## start

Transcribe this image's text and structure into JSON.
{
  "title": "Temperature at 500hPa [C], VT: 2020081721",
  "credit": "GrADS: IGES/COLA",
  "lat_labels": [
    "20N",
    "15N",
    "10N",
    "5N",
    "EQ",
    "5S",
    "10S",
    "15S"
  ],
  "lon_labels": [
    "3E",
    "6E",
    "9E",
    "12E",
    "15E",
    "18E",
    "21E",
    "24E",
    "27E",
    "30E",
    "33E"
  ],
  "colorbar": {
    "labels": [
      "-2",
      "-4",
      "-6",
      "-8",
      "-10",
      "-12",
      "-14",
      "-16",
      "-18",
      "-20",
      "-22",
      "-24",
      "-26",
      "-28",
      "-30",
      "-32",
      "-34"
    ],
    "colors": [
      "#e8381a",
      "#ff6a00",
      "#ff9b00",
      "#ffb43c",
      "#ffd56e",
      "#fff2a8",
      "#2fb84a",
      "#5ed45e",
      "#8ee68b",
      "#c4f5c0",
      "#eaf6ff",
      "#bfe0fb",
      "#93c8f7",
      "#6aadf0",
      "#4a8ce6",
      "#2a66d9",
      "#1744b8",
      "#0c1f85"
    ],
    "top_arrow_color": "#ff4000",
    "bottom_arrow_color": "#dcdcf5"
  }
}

## end

Copy all of the data. Keep every word exactly as it is.

Transcribe this image's text and structure into JSON.
{
  "title": "Temperature at 500hPa [C], VT: 2020081721",
  "credit": "GrADS: IGES/COLA",
  "lat_labels": [
    "20N",
    "15N",
    "10N",
    "5N",
    "EQ",
    "5S",
    "10S",
    "15S"
  ],
  "lon_labels": [
    "3E",
    "6E",
    "9E",
    "12E",
    "15E",
    "18E",
    "21E",
    "24E",
    "27E",
    "30E",
    "33E"
  ],
  "colorbar": {
    "labels": [
      "-2",
      "-4",
      "-6",
      "-8",
      "-10",
      "-12",
      "-14",
      "-16",
      "-18",
      "-20",
      "-22",
      "-24",
      "-26",
      "-28",
      "-30",
      "-32",
      "-34"
    ],
    "colors": [
      "#e8381a",
      "#ff6a00",
      "#ff9b00",
      "#ffb43c",
      "#ffd56e",
      "#fff2a8",
      "#2fb84a",
      "#5ed45e",
      "#8ee68b",
      "#c4f5c0",
      "#eaf6ff",
      "#bfe0fb",
      "#93c8f7",
      "#6aadf0",
      "#4a8ce6",
      "#2a66d9",
      "#1744b8",
      "#0c1f85"
    ],
    "top_arrow_color": "#ff4000",
    "bottom_arrow_color": "#dcdcf5"
  }
}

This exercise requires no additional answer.